Write the data out again exactly, with no pictures.

━━━ SUPPLIED RECORDS ━━━

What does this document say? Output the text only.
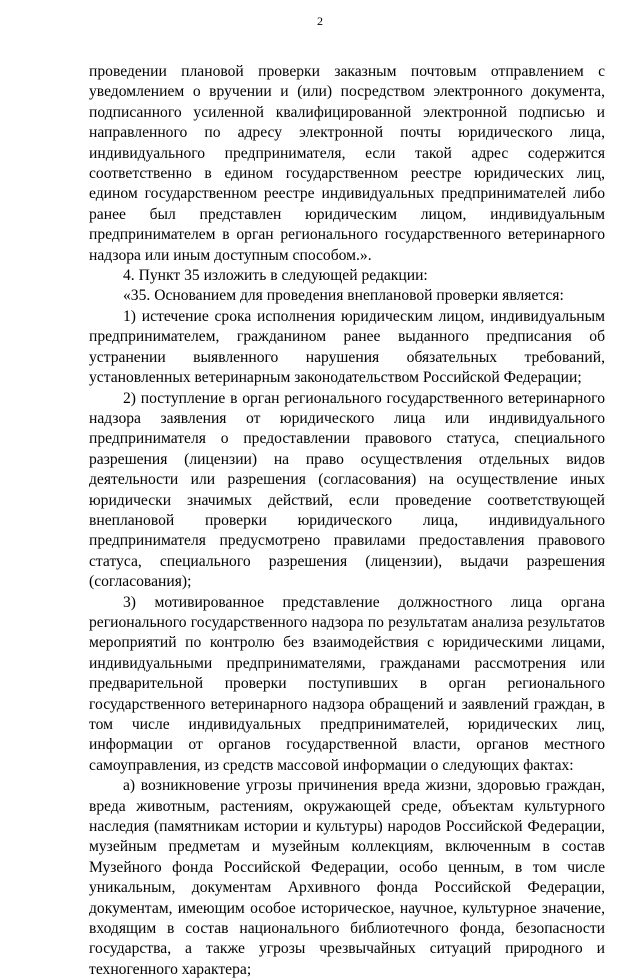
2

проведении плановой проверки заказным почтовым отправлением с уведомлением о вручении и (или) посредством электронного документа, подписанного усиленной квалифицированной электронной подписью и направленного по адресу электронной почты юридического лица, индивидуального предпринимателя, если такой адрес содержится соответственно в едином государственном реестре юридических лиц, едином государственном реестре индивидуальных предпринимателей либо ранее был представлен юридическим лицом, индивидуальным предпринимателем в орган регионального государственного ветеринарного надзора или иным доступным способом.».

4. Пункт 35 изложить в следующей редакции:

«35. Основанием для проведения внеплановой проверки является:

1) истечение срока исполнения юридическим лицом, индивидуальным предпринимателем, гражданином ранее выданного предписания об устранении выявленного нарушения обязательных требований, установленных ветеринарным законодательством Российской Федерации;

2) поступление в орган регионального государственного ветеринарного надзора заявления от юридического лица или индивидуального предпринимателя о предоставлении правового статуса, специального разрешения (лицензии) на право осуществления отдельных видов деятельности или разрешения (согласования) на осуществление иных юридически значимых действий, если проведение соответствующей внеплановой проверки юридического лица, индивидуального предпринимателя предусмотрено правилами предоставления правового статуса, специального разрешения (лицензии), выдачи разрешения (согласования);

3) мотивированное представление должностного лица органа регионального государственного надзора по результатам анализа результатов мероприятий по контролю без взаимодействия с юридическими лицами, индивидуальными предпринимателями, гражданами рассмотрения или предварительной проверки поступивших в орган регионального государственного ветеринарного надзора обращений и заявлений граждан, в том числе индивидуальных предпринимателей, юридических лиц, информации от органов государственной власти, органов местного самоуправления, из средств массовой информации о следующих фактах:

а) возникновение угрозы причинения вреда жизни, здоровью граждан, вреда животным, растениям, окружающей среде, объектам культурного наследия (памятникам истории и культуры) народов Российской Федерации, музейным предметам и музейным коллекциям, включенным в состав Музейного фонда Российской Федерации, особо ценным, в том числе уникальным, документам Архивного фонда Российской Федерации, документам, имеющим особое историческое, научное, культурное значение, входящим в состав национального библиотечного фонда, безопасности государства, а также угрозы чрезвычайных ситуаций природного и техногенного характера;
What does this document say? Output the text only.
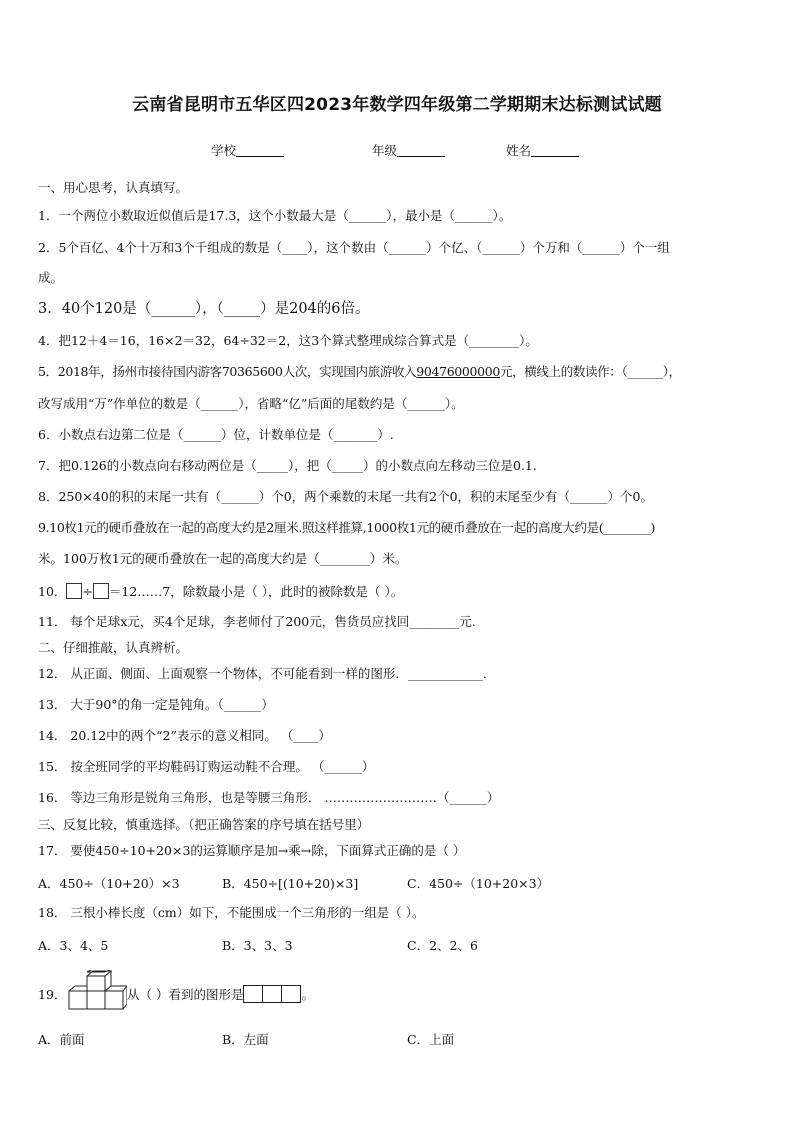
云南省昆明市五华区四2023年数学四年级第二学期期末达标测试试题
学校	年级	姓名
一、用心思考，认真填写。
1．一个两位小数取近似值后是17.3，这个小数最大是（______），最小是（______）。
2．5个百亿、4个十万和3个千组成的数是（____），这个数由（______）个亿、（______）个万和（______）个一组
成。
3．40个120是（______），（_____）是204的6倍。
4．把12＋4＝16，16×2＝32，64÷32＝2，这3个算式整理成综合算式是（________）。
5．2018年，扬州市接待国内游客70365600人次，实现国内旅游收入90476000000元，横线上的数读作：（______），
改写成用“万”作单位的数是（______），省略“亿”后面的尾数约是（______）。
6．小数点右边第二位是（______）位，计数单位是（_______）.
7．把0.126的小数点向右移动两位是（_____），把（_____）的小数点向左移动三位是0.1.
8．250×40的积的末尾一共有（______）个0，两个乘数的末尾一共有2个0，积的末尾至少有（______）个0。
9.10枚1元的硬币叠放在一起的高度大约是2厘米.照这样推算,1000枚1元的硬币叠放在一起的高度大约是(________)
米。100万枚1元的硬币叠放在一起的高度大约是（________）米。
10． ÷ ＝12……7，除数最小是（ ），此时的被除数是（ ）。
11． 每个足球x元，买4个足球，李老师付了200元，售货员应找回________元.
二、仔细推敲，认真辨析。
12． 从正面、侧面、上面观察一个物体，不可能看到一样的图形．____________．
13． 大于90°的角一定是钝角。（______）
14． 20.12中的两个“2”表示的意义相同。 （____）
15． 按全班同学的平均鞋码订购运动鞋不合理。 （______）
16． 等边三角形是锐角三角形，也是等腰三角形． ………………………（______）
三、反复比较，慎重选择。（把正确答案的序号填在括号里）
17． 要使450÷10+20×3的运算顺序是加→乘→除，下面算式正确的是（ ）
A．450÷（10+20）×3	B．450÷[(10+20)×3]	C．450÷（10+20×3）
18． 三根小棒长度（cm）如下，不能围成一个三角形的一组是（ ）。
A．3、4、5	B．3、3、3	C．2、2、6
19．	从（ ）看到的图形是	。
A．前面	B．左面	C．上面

━━━

WRITTEN ANSWER.
What does this document say? Output the text only.
2

проведении плановой проверки заказным почтовым отправлением с уведомлением о вручении и (или) посредством электронного документа, подписанного усиленной квалифицированной электронной подписью и направленного по адресу электронной почты юридического лица, индивидуального предпринимателя, если такой адрес содержится соответственно в едином государственном реестре юридических лиц, едином государственном реестре индивидуальных предпринимателей либо ранее был представлен юридическим лицом, индивидуальным предпринимателем в орган регионального государственного ветеринарного надзора или иным доступным способом.».

4. Пункт 35 изложить в следующей редакции:

«35. Основанием для проведения внеплановой проверки является:

1) истечение срока исполнения юридическим лицом, индивидуальным предпринимателем, гражданином ранее выданного предписания об устранении выявленного нарушения обязательных требований, установленных ветеринарным законодательством Российской Федерации;

2) поступление в орган регионального государственного ветеринарного надзора заявления от юридического лица или индивидуального предпринимателя о предоставлении правового статуса, специального разрешения (лицензии) на право осуществления отдельных видов деятельности или разрешения (согласования) на осуществление иных юридически значимых действий, если проведение соответствующей внеплановой проверки юридического лица, индивидуального предпринимателя предусмотрено правилами предоставления правового статуса, специального разрешения (лицензии), выдачи разрешения (согласования);

3) мотивированное представление должностного лица органа регионального государственного надзора по результатам анализа результатов мероприятий по контролю без взаимодействия с юридическими лицами, индивидуальными предпринимателями, гражданами рассмотрения или предварительной проверки поступивших в орган регионального государственного ветеринарного надзора обращений и заявлений граждан, в том числе индивидуальных предпринимателей, юридических лиц, информации от органов государственной власти, органов местного самоуправления, из средств массовой информации о следующих фактах:

а) возникновение угрозы причинения вреда жизни, здоровью граждан, вреда животным, растениям, окружающей среде, объектам культурного наследия (памятникам истории и культуры) народов Российской Федерации, музейным предметам и музейным коллекциям, включенным в состав Музейного фонда Российской Федерации, особо ценным, в том числе уникальным, документам Архивного фонда Российской Федерации, документам, имеющим особое историческое, научное, культурное значение, входящим в состав национального библиотечного фонда, безопасности государства, а также угрозы чрезвычайных ситуаций природного и техногенного характера;
What does this document say? Output the text only.
云南省昆明市五华区四2023年数学四年级第二学期期末达标测试试题
学校	年级	姓名
一、用心思考，认真填写。
1．一个两位小数取近似值后是17.3，这个小数最大是（______），最小是（______）。
2．5个百亿、4个十万和3个千组成的数是（____），这个数由（______）个亿、（______）个万和（______）个一组
成。
3．40个120是（______），（_____）是204的6倍。
4．把12＋4＝16，16×2＝32，64÷32＝2，这3个算式整理成综合算式是（________）。
5．2018年，扬州市接待国内游客70365600人次，实现国内旅游收入90476000000元，横线上的数读作：（______），
改写成用“万”作单位的数是（______），省略“亿”后面的尾数约是（______）。
6．小数点右边第二位是（______）位，计数单位是（_______）.
7．把0.126的小数点向右移动两位是（_____），把（_____）的小数点向左移动三位是0.1.
8．250×40的积的末尾一共有（______）个0，两个乘数的末尾一共有2个0，积的末尾至少有（______）个0。
9.10枚1元的硬币叠放在一起的高度大约是2厘米.照这样推算,1000枚1元的硬币叠放在一起的高度大约是(________)
米。100万枚1元的硬币叠放在一起的高度大约是（________）米。
10． ÷ ＝12……7，除数最小是（ ），此时的被除数是（ ）。
11． 每个足球x元，买4个足球，李老师付了200元，售货员应找回________元.
二、仔细推敲，认真辨析。
12． 从正面、侧面、上面观察一个物体，不可能看到一样的图形．____________．
13． 大于90°的角一定是钝角。（______）
14． 20.12中的两个“2”表示的意义相同。 （____）
15． 按全班同学的平均鞋码订购运动鞋不合理。 （______）
16． 等边三角形是锐角三角形，也是等腰三角形． ………………………（______）
三、反复比较，慎重选择。（把正确答案的序号填在括号里）
17． 要使450÷10+20×3的运算顺序是加→乘→除，下面算式正确的是（ ）
A．450÷（10+20）×3	B．450÷[(10+20)×3]	C．450÷（10+20×3）
18． 三根小棒长度（cm）如下，不能围成一个三角形的一组是（ ）。
A．3、4、5	B．3、3、3	C．2、2、6
19．	从（ ）看到的图形是	。
A．前面	B．左面	C．上面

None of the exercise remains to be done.